§ **Directive**: Each line that follows is to be retyped exactly.

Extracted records
****************
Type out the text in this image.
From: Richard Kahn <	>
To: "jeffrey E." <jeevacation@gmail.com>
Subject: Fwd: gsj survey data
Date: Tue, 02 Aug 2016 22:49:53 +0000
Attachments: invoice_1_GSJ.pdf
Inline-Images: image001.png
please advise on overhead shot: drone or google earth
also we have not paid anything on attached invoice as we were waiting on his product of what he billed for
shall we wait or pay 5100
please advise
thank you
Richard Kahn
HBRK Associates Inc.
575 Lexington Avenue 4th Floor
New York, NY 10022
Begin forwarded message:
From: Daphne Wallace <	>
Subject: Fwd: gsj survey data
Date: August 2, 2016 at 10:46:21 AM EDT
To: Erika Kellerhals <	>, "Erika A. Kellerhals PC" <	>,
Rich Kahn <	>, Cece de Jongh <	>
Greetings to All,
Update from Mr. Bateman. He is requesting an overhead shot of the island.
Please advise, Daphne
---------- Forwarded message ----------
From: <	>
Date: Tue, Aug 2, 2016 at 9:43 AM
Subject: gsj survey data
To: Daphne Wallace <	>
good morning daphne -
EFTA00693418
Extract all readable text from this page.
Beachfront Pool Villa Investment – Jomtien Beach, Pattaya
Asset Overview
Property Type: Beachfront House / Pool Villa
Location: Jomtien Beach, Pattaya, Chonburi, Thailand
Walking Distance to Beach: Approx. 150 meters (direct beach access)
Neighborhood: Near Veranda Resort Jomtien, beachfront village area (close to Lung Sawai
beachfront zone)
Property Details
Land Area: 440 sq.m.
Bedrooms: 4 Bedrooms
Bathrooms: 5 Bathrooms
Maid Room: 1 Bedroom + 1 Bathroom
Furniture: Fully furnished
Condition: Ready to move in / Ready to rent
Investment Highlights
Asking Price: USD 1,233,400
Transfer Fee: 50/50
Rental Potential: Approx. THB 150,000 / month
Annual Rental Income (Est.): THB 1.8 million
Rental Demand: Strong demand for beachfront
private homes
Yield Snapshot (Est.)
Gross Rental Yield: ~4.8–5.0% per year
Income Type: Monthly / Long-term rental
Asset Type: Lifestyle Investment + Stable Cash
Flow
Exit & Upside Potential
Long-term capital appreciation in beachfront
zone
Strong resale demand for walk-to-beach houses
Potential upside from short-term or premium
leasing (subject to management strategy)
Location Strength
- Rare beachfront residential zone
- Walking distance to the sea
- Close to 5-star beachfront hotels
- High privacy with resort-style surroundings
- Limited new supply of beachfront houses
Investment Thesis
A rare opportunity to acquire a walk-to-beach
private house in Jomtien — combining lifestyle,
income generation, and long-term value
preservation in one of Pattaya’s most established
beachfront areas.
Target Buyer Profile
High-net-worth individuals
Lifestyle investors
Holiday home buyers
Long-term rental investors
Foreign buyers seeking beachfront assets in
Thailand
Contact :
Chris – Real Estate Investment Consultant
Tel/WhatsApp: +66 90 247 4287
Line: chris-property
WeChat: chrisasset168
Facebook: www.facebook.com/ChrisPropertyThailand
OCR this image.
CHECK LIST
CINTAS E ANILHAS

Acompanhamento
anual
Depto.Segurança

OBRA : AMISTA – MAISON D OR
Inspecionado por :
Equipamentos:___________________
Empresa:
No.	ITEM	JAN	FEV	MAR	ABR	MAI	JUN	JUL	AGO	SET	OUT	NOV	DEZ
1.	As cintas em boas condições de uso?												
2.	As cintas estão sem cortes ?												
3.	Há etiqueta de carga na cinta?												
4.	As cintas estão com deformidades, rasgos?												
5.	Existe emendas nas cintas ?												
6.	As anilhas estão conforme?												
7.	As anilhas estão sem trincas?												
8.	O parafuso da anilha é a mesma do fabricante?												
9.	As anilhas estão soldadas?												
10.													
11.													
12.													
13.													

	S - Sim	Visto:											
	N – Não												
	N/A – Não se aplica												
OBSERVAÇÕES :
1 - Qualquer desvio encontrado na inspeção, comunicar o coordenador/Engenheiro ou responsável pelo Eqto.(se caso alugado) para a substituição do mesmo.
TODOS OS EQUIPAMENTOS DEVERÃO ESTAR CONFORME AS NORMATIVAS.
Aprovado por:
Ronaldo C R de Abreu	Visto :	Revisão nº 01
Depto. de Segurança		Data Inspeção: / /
****************
§ **Exercise result**:
Type out the text in this image.
From: Richard Kahn <	>
To: "jeffrey E." <jeevacation@gmail.com>
Subject: Fwd: gsj survey data
Date: Tue, 02 Aug 2016 22:49:53 +0000
Attachments: invoice_1_GSJ.pdf
Inline-Images: image001.png
please advise on overhead shot: drone or google earth
also we have not paid anything on attached invoice as we were waiting on his product of what he billed for
shall we wait or pay 5100
please advise
thank you
Richard Kahn
HBRK Associates Inc.
575 Lexington Avenue 4th Floor
New York, NY 10022
Begin forwarded message:
From: Daphne Wallace <	>
Subject: Fwd: gsj survey data
Date: August 2, 2016 at 10:46:21 AM EDT
To: Erika Kellerhals <	>, "Erika A. Kellerhals PC" <	>,
Rich Kahn <	>, Cece de Jongh <	>
Greetings to All,
Update from Mr. Bateman. He is requesting an overhead shot of the island.
Please advise, Daphne
---------- Forwarded message ----------
From: <	>
Date: Tue, Aug 2, 2016 at 9:43 AM
Subject: gsj survey data
To: Daphne Wallace <	>
good morning daphne -
EFTA00693418
Extract all readable text from this page.
Beachfront Pool Villa Investment – Jomtien Beach, Pattaya
Asset Overview
Property Type: Beachfront House / Pool Villa
Location: Jomtien Beach, Pattaya, Chonburi, Thailand
Walking Distance to Beach: Approx. 150 meters (direct beach access)
Neighborhood: Near Veranda Resort Jomtien, beachfront village area (close to Lung Sawai
beachfront zone)
Property Details
Land Area: 440 sq.m.
Bedrooms: 4 Bedrooms
Bathrooms: 5 Bathrooms
Maid Room: 1 Bedroom + 1 Bathroom
Furniture: Fully furnished
Condition: Ready to move in / Ready to rent
Investment Highlights
Asking Price: USD 1,233,400
Transfer Fee: 50/50
Rental Potential: Approx. THB 150,000 / month
Annual Rental Income (Est.): THB 1.8 million
Rental Demand: Strong demand for beachfront
private homes
Yield Snapshot (Est.)
Gross Rental Yield: ~4.8–5.0% per year
Income Type: Monthly / Long-term rental
Asset Type: Lifestyle Investment + Stable Cash
Flow
Exit & Upside Potential
Long-term capital appreciation in beachfront
zone
Strong resale demand for walk-to-beach houses
Potential upside from short-term or premium
leasing (subject to management strategy)
Location Strength
- Rare beachfront residential zone
- Walking distance to the sea
- Close to 5-star beachfront hotels
- High privacy with resort-style surroundings
- Limited new supply of beachfront houses
Investment Thesis
A rare opportunity to acquire a walk-to-beach
private house in Jomtien — combining lifestyle,
income generation, and long-term value
preservation in one of Pattaya’s most established
beachfront areas.
Target Buyer Profile
High-net-worth individuals
Lifestyle investors
Holiday home buyers
Long-term rental investors
Foreign buyers seeking beachfront assets in
Thailand
Contact :
Chris – Real Estate Investment Consultant
Tel/WhatsApp: +66 90 247 4287
Line: chris-property
WeChat: chrisasset168
Facebook: www.facebook.com/ChrisPropertyThailand
OCR this image.
CHECK LIST
CINTAS E ANILHAS

Acompanhamento
anual
Depto.Segurança

OBRA : AMISTA – MAISON D OR
Inspecionado por :
Equipamentos:___________________
Empresa:
No.	ITEM	JAN	FEV	MAR	ABR	MAI	JUN	JUL	AGO	SET	OUT	NOV	DEZ
1.	As cintas em boas condições de uso?												
2.	As cintas estão sem cortes ?												
3.	Há etiqueta de carga na cinta?												
4.	As cintas estão com deformidades, rasgos?												
5.	Existe emendas nas cintas ?												
6.	As anilhas estão conforme?												
7.	As anilhas estão sem trincas?												
8.	O parafuso da anilha é a mesma do fabricante?												
9.	As anilhas estão soldadas?												
10.													
11.													
12.													
13.													

	S - Sim	Visto:											
	N – Não												
	N/A – Não se aplica												
OBSERVAÇÕES :
1 - Qualquer desvio encontrado na inspeção, comunicar o coordenador/Engenheiro ou responsável pelo Eqto.(se caso alugado) para a substituição do mesmo.
TODOS OS EQUIPAMENTOS DEVERÃO ESTAR CONFORME AS NORMATIVAS.
Aprovado por:
Ronaldo C R de Abreu	Visto :	Revisão nº 01
Depto. de Segurança		Data Inspeção: / /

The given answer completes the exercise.